*WRITTEN EXERCISE:*
Pick out all lines of the entries that include the word "Table" and copy them.

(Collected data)

* begin *

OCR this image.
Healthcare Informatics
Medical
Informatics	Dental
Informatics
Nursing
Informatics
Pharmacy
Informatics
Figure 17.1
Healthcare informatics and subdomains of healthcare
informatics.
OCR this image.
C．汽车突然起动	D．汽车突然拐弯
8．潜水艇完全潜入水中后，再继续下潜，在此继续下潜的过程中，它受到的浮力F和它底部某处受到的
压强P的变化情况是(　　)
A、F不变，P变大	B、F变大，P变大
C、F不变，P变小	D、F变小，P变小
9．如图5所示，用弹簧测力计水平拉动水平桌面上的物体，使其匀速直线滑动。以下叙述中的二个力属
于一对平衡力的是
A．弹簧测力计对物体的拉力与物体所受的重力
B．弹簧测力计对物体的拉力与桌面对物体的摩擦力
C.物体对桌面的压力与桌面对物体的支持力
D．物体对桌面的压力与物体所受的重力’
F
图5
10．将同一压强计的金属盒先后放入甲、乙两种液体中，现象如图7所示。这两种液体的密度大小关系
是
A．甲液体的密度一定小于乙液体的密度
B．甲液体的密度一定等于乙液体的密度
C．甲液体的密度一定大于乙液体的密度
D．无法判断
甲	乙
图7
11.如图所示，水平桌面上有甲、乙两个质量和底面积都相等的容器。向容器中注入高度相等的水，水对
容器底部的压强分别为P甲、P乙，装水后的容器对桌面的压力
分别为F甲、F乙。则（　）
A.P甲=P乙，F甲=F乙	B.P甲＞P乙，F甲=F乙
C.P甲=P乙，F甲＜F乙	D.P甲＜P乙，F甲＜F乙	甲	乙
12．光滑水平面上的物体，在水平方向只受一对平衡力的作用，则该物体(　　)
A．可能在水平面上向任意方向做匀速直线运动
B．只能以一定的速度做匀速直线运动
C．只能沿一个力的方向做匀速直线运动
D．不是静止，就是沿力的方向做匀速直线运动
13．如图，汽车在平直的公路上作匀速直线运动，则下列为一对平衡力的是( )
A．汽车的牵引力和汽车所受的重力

* end *
* begin *

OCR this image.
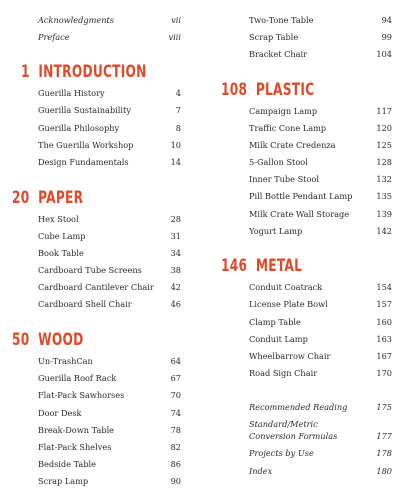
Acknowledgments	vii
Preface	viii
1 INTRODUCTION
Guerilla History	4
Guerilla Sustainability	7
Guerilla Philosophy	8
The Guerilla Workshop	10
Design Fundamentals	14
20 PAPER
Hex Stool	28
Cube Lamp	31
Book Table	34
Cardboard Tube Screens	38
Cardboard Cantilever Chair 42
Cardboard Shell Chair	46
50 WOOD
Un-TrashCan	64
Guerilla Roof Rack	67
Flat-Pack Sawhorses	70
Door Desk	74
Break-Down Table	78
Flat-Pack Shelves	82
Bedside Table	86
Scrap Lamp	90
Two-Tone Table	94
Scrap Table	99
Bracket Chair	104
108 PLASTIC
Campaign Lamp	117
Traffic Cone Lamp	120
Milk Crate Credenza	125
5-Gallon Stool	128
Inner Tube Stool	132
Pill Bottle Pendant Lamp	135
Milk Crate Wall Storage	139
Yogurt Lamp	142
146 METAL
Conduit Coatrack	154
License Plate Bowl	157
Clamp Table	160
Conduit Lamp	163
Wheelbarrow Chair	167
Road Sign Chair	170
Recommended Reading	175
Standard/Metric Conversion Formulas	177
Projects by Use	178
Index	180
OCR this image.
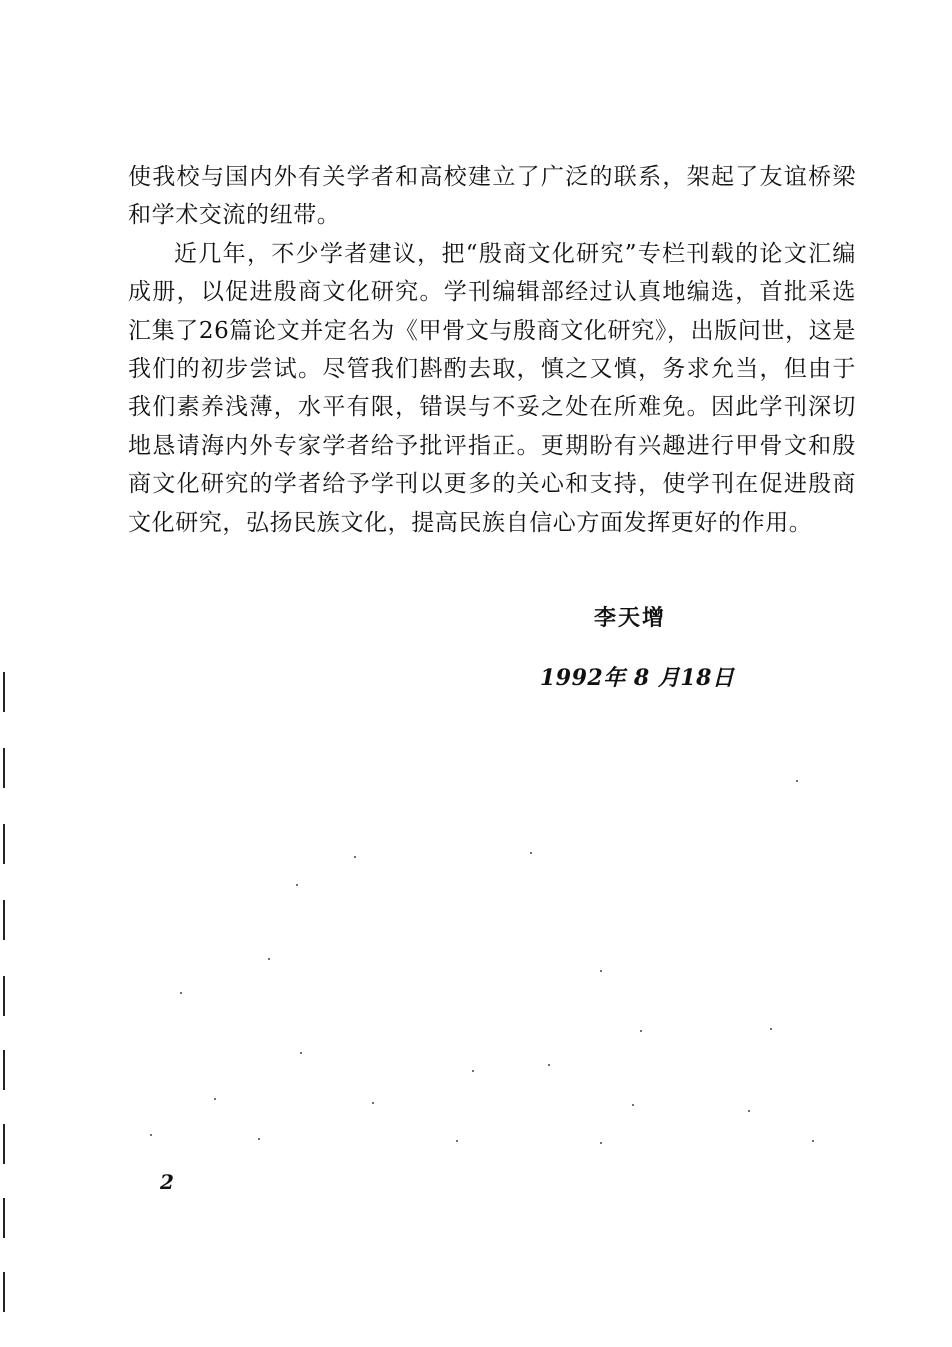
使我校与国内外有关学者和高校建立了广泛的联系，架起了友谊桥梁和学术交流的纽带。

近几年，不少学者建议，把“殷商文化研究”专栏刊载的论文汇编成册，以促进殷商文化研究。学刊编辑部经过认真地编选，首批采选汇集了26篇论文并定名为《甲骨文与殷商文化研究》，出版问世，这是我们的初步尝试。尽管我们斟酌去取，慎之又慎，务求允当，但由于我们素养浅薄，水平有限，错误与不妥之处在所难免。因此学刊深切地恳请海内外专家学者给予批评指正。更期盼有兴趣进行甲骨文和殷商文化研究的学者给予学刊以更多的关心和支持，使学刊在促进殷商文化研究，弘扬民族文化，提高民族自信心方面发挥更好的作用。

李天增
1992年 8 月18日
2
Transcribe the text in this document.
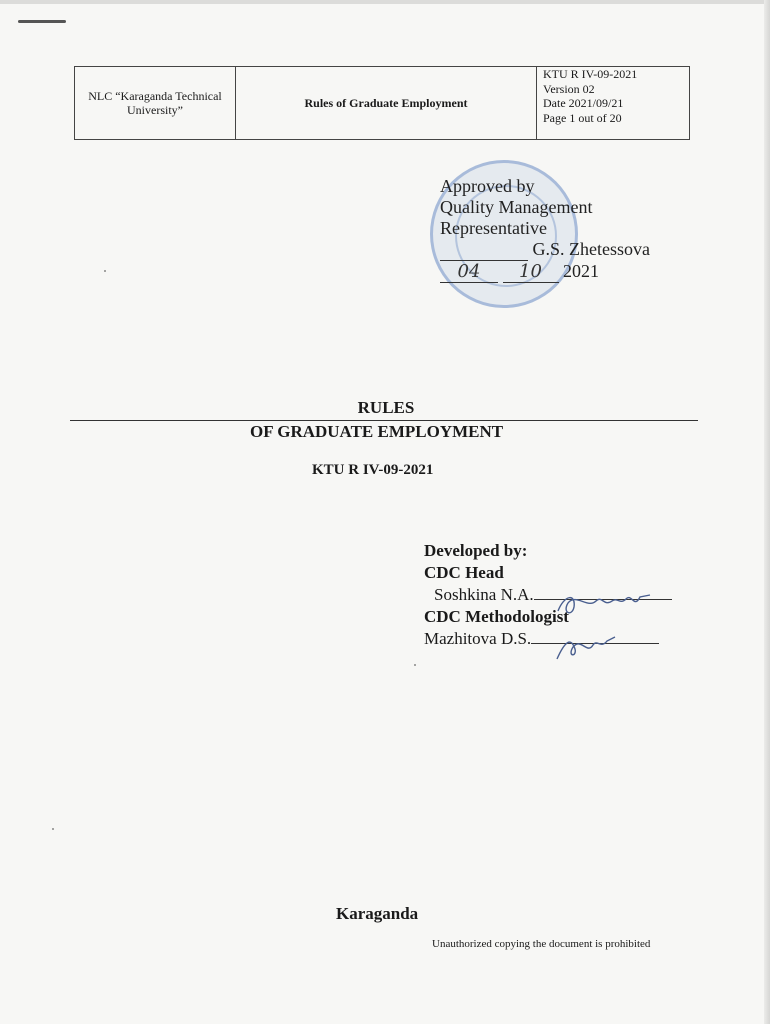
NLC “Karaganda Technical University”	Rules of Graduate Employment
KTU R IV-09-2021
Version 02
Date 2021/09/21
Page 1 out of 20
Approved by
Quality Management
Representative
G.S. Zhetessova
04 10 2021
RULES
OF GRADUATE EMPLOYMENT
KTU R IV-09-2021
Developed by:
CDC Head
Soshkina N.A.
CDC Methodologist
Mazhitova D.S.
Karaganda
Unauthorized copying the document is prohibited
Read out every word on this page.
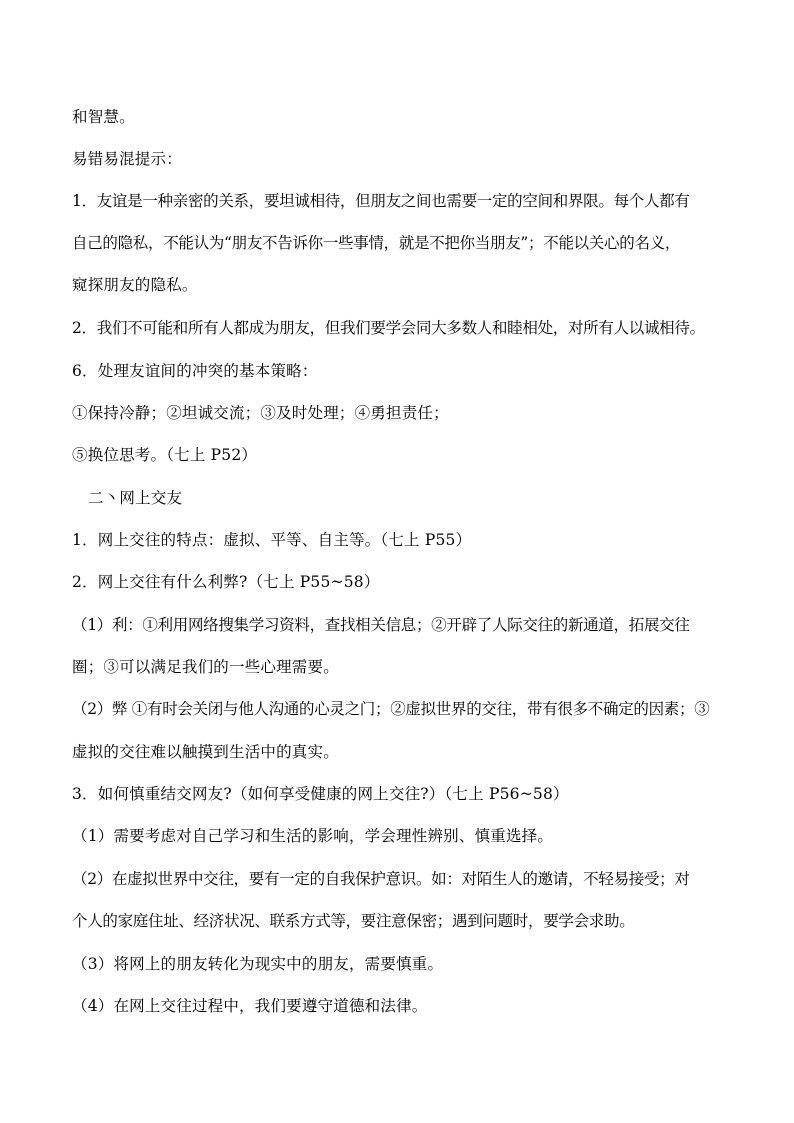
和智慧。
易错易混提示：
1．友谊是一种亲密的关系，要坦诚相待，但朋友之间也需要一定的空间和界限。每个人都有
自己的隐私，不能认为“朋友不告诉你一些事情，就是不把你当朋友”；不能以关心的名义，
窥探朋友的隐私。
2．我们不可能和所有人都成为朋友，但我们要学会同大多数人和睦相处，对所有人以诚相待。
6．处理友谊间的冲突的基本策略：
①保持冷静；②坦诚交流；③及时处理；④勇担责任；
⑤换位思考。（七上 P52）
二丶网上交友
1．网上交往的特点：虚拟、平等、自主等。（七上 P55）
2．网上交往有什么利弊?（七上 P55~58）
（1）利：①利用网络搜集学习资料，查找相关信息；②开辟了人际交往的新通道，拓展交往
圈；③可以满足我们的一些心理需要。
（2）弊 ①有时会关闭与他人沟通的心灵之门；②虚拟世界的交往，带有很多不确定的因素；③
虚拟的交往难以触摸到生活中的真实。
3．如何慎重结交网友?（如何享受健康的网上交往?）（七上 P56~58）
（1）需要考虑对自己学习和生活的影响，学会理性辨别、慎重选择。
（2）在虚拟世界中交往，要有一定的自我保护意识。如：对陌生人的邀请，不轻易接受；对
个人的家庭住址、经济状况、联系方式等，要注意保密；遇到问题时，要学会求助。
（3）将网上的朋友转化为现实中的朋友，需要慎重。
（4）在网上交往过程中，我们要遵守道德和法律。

* end *
* begin *

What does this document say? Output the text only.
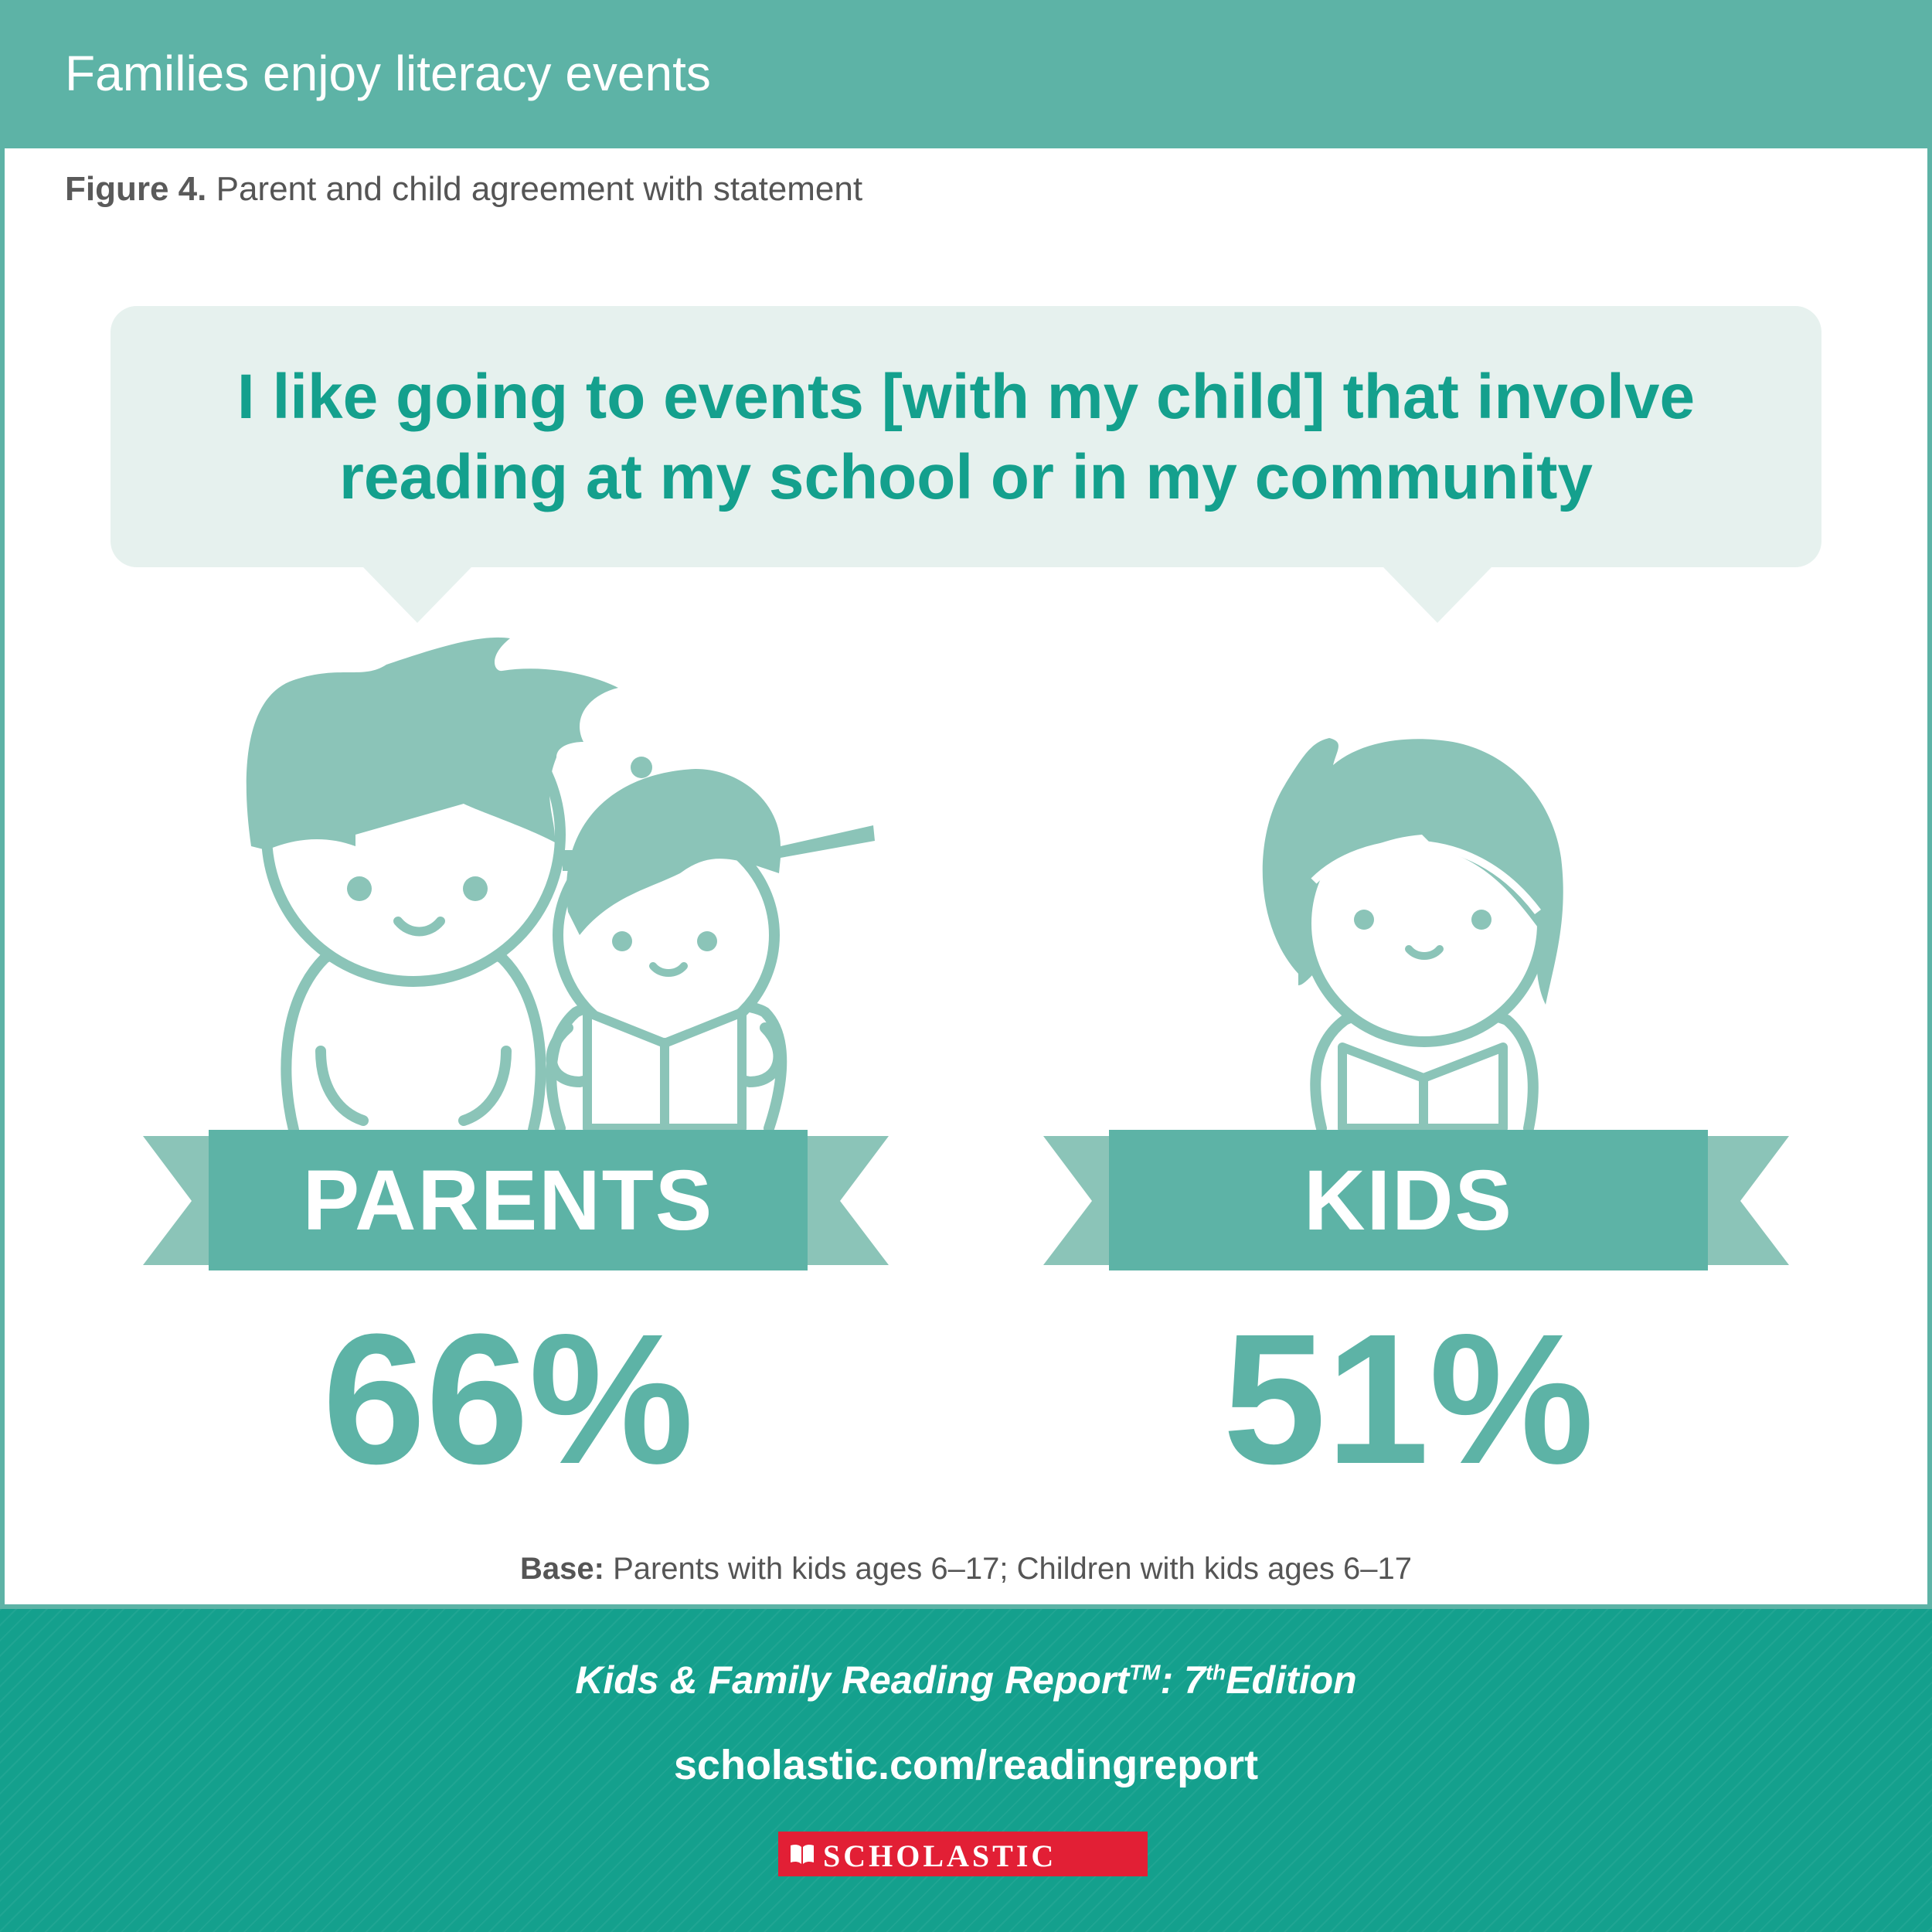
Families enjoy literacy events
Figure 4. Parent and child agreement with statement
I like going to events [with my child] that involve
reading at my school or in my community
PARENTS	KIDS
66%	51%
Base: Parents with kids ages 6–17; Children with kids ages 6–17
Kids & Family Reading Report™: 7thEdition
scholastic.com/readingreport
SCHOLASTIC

* end *

*ANSWER TO THE EXERCISE:*
Book Table	34
Break-Down Table	78
Bedside Table	86
Two-Tone Table	94
Scrap Table	99
Clamp Table	160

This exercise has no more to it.